[Excerpt from a dataset]
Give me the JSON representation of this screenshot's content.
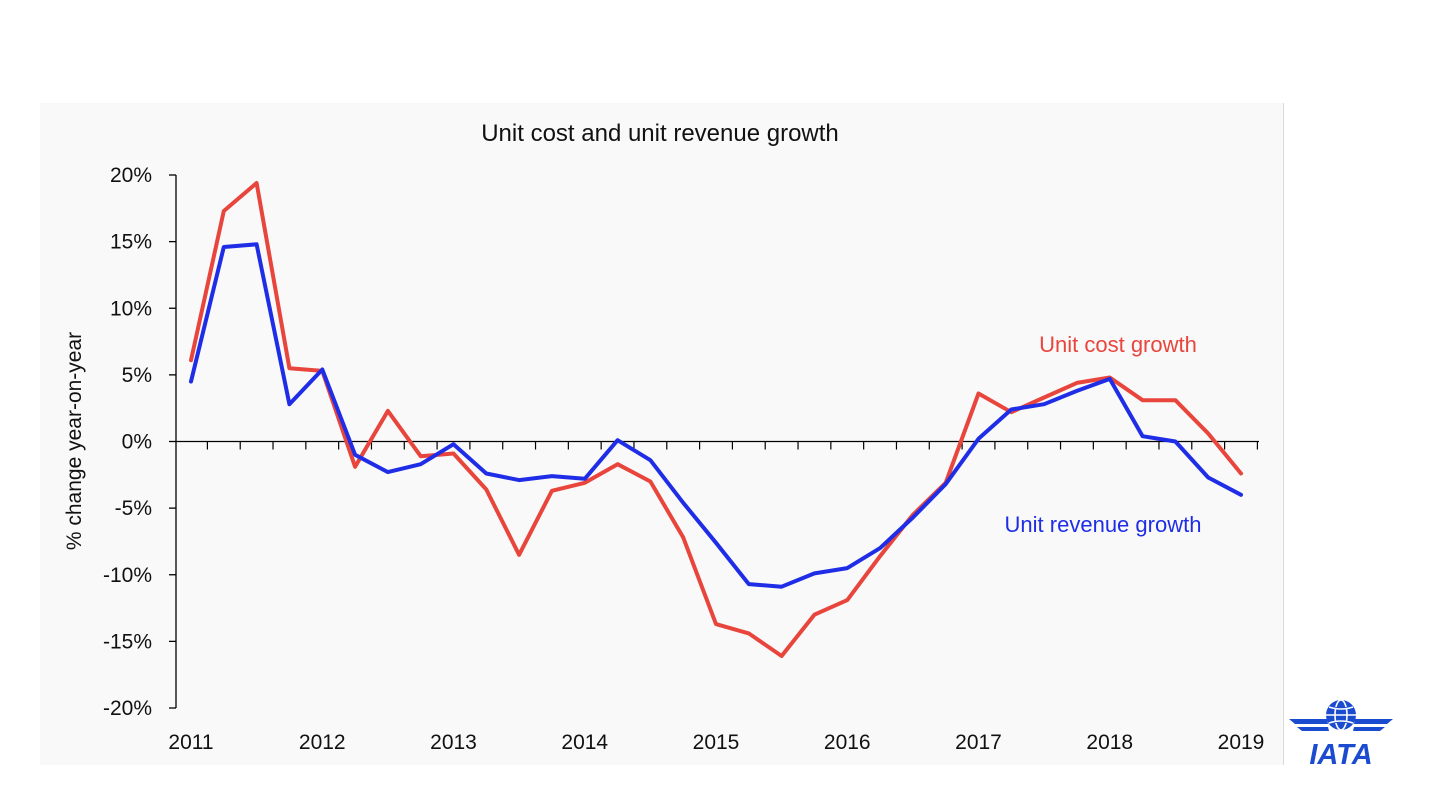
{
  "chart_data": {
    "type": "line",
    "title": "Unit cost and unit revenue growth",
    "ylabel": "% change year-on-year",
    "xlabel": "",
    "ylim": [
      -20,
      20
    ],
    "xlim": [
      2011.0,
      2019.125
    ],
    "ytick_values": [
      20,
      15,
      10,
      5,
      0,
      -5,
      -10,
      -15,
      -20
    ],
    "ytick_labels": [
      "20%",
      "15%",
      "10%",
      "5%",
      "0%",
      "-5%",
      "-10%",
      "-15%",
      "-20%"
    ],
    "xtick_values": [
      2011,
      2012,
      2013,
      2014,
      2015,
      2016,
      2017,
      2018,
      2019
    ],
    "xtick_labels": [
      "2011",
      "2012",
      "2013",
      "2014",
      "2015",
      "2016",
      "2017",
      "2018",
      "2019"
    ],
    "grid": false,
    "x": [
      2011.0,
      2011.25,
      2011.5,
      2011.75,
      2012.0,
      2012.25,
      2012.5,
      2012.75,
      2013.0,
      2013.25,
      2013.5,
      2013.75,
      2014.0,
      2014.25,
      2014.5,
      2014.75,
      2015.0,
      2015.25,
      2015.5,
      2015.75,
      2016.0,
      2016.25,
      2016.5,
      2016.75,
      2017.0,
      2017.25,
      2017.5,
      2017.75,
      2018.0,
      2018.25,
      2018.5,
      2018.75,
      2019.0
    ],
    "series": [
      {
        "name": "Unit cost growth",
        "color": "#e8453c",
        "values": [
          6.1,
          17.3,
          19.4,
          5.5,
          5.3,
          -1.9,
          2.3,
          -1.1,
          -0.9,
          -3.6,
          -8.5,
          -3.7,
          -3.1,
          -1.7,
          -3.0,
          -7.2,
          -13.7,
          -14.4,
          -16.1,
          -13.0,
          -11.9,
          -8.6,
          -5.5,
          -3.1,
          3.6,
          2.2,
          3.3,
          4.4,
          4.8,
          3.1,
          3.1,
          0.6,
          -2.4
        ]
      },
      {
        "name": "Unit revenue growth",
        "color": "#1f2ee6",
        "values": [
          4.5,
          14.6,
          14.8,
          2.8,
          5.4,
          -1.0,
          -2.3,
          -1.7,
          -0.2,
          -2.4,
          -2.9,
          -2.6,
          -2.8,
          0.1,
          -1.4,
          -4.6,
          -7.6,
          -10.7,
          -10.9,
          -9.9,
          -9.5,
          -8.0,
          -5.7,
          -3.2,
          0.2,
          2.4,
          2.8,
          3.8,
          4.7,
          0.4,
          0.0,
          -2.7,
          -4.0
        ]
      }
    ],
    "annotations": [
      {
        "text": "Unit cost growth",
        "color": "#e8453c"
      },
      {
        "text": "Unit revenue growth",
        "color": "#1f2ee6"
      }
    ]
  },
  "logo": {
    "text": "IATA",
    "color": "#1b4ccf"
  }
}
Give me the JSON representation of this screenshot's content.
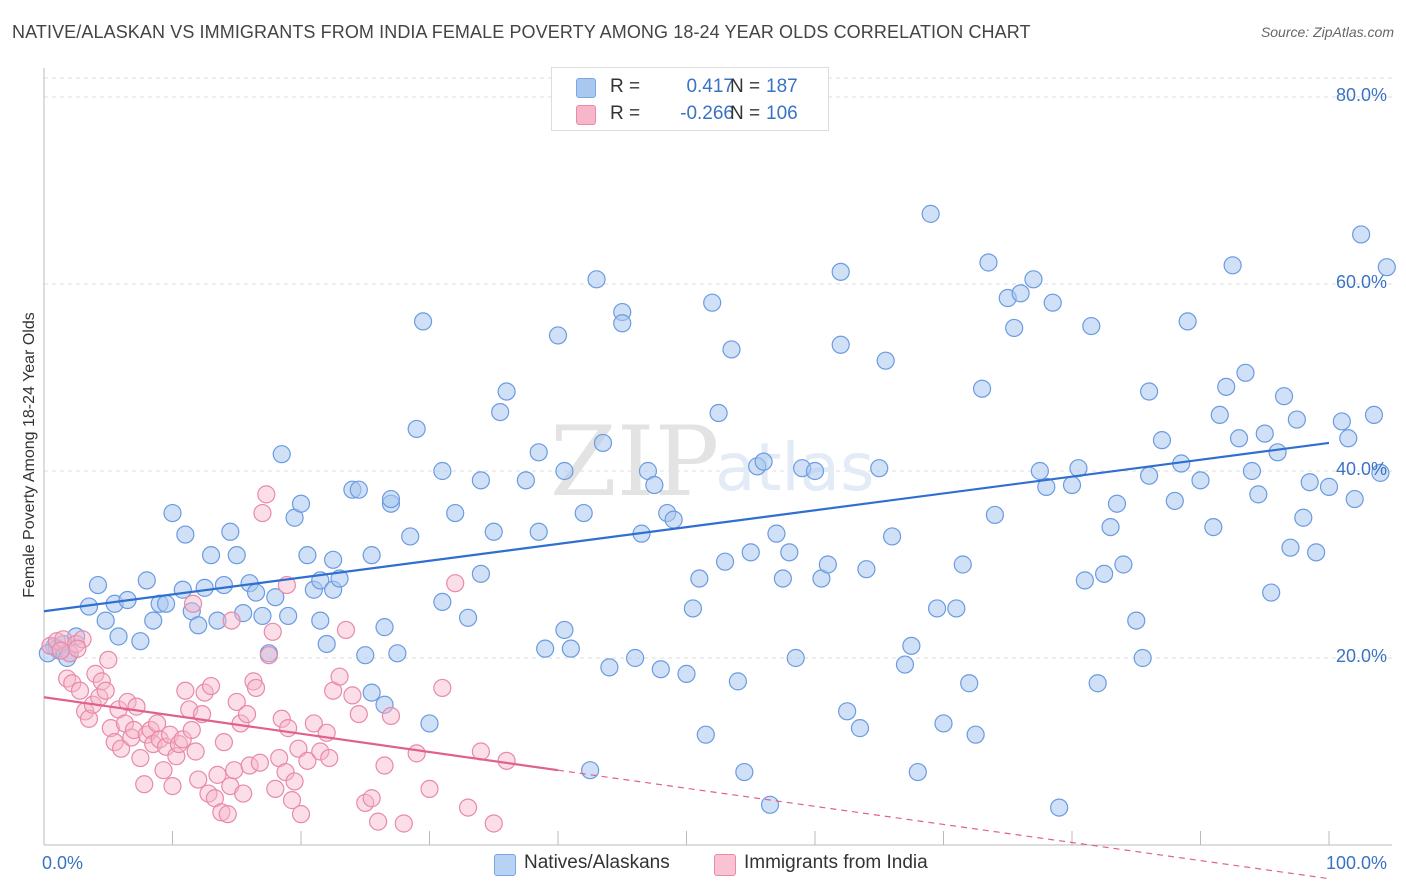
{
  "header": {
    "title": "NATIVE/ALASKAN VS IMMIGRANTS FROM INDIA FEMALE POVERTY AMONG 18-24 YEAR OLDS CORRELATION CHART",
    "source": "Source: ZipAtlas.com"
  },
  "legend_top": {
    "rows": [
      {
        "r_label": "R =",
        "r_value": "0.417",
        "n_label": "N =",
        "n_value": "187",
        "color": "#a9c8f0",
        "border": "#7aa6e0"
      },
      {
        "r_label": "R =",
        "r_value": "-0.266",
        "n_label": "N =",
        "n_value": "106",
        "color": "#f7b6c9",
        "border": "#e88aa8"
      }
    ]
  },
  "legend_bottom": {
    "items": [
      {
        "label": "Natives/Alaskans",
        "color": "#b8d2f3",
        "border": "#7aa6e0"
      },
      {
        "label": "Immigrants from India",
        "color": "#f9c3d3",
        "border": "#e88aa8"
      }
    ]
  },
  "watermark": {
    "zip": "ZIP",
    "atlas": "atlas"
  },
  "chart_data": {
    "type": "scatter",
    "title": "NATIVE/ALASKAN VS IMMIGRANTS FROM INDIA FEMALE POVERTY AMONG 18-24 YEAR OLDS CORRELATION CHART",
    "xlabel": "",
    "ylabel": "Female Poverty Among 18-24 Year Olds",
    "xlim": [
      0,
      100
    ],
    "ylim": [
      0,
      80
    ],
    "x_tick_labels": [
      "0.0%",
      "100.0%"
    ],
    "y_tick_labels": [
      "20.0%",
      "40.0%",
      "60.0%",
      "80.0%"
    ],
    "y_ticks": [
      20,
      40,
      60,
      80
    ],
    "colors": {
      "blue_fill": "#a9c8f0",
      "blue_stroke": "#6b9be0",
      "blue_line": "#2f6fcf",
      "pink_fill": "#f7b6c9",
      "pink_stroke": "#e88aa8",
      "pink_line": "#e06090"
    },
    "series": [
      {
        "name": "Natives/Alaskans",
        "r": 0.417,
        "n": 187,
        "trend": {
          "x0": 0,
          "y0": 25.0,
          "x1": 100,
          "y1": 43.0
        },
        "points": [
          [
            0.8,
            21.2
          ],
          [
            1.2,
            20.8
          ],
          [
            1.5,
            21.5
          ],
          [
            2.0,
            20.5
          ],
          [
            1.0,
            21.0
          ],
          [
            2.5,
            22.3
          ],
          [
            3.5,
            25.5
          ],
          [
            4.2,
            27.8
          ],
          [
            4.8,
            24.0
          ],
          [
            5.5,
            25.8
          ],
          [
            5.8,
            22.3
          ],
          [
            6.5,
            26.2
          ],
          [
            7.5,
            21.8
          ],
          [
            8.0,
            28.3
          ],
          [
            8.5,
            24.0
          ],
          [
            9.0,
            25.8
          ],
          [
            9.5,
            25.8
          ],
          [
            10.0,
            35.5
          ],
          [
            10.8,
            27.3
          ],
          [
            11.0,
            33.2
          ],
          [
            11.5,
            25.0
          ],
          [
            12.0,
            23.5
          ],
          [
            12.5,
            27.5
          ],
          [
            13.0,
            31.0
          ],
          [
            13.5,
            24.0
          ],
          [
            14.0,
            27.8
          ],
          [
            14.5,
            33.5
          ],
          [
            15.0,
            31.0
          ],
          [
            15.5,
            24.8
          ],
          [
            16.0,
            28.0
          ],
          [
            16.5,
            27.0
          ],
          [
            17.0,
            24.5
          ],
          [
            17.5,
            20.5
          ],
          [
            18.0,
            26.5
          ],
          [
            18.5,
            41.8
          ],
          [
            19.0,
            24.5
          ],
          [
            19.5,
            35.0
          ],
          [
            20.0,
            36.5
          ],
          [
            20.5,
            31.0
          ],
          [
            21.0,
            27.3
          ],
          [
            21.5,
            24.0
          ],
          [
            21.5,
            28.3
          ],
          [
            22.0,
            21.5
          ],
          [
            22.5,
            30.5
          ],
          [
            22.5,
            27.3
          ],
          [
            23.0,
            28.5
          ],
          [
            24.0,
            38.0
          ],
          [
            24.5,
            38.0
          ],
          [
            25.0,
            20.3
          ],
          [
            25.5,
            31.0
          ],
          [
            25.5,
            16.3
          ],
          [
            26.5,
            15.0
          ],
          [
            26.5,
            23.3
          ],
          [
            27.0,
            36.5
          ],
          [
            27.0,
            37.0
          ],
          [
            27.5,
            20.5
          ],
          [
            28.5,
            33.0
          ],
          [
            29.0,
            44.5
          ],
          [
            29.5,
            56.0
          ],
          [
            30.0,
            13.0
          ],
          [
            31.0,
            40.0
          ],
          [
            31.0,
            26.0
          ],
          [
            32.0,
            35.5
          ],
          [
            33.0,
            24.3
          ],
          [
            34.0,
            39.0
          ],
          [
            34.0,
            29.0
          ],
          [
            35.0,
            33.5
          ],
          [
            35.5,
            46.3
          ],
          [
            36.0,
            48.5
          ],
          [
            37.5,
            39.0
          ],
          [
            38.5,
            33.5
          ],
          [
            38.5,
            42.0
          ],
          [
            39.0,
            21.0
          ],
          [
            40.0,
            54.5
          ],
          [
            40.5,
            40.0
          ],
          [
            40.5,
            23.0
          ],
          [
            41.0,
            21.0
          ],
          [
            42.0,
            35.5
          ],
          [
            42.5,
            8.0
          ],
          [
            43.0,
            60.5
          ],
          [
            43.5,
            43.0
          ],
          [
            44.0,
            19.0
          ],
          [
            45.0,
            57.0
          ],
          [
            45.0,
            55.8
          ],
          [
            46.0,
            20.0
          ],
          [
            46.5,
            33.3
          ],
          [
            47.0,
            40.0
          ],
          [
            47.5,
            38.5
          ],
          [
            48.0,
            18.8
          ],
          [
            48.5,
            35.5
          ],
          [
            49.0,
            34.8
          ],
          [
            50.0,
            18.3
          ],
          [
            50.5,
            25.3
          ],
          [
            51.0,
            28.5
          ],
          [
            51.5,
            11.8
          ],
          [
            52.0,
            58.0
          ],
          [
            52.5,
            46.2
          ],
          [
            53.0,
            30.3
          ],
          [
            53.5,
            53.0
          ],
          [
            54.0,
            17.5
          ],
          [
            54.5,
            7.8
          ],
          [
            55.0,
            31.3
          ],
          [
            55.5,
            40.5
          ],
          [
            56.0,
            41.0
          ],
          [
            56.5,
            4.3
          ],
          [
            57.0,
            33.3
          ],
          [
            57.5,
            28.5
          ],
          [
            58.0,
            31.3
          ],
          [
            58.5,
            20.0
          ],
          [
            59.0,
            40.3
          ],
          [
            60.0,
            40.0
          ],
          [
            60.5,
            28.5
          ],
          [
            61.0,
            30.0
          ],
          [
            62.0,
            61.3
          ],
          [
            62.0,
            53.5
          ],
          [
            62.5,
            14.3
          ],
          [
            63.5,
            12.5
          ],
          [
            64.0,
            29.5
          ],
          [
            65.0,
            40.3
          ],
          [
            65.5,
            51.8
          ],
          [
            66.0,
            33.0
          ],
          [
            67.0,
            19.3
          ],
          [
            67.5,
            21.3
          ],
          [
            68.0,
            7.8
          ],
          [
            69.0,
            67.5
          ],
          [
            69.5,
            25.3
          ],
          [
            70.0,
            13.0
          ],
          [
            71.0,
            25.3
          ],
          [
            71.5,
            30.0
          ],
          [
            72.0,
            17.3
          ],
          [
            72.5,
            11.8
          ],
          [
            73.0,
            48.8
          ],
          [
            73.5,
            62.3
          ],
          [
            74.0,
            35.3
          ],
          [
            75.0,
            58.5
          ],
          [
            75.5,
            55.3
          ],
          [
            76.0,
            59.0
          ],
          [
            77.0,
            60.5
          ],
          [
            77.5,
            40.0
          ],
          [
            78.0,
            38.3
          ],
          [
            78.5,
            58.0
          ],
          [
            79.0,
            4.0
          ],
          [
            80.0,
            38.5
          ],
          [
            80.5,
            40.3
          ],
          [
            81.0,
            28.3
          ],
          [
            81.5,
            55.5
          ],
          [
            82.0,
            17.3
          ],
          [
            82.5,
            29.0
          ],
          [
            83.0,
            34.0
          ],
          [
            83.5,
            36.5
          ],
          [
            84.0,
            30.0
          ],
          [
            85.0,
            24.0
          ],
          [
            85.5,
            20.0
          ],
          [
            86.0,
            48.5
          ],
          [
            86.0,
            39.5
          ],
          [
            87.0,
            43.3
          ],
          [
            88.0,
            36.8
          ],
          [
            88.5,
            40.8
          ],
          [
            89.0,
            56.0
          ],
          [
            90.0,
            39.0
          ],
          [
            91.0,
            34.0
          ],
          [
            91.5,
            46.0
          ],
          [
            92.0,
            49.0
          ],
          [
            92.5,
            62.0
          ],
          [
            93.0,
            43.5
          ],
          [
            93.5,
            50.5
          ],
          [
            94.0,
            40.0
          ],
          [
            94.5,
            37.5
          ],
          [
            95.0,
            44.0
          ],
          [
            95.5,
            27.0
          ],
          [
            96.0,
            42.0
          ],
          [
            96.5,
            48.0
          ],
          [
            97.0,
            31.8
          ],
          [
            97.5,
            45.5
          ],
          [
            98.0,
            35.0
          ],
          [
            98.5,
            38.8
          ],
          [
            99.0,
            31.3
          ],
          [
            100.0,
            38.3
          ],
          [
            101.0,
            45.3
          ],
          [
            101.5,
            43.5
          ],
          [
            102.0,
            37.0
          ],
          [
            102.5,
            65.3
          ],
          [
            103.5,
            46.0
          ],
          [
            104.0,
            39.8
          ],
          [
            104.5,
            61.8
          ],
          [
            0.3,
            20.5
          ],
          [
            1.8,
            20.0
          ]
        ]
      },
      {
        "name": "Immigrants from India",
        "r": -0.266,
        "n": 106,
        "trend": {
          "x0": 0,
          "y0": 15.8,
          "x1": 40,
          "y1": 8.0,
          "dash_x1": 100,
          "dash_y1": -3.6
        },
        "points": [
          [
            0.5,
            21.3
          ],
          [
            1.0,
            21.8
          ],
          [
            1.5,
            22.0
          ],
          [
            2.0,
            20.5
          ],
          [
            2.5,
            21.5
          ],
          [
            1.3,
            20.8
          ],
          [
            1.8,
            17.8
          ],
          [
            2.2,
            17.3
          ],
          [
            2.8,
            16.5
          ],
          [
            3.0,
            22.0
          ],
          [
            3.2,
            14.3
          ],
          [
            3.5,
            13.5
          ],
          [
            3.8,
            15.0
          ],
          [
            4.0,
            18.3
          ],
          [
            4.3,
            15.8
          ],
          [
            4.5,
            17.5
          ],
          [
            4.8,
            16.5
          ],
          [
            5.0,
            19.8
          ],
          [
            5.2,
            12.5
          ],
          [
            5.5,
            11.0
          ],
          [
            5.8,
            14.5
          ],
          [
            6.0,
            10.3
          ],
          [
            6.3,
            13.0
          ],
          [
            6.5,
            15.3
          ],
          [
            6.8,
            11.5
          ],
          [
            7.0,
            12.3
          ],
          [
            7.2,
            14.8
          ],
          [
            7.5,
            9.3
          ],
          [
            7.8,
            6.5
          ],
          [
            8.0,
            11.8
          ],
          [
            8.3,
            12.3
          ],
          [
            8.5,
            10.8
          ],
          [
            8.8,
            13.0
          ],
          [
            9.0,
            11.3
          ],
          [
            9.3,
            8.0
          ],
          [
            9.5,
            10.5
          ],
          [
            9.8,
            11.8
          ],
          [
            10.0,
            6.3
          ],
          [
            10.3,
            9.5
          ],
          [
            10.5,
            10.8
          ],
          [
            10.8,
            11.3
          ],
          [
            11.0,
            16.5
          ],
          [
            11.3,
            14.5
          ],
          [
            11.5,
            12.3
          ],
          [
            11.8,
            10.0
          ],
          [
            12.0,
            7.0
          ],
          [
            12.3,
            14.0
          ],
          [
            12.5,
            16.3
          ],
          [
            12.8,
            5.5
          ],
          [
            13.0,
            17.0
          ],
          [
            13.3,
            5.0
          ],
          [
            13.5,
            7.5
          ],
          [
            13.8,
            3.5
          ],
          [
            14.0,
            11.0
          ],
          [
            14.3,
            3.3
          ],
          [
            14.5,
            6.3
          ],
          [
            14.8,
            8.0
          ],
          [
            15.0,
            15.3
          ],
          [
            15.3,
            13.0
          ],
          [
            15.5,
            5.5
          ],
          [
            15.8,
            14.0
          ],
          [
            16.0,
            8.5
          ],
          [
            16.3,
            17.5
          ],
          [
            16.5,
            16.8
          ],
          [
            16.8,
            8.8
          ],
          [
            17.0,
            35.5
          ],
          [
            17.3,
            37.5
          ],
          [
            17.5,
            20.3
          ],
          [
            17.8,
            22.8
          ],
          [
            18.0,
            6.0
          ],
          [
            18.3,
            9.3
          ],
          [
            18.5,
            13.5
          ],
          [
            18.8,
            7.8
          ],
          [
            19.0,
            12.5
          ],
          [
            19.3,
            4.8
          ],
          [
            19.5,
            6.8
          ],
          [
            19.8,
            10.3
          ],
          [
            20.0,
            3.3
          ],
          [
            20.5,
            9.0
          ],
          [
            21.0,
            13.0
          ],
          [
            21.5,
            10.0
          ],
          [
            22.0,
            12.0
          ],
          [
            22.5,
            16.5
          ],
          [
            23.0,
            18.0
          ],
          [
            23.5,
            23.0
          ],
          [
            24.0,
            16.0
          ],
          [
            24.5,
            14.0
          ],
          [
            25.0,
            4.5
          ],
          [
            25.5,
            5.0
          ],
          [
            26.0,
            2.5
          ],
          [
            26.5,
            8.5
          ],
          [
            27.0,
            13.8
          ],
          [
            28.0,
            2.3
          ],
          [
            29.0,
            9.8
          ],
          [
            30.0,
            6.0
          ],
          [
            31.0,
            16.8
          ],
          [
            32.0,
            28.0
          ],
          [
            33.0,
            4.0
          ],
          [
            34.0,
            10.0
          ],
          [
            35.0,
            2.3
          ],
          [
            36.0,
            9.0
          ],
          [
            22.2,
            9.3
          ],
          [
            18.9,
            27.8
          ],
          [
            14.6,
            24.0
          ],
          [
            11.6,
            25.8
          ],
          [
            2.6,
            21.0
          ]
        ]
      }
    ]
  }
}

=== Exercise prompt ===
In the lines above, find each one with "text" and list it.

=== Task solution ===
        "text": "Unit cost growth",
        "text": "Unit revenue growth",
    "text": "IATA",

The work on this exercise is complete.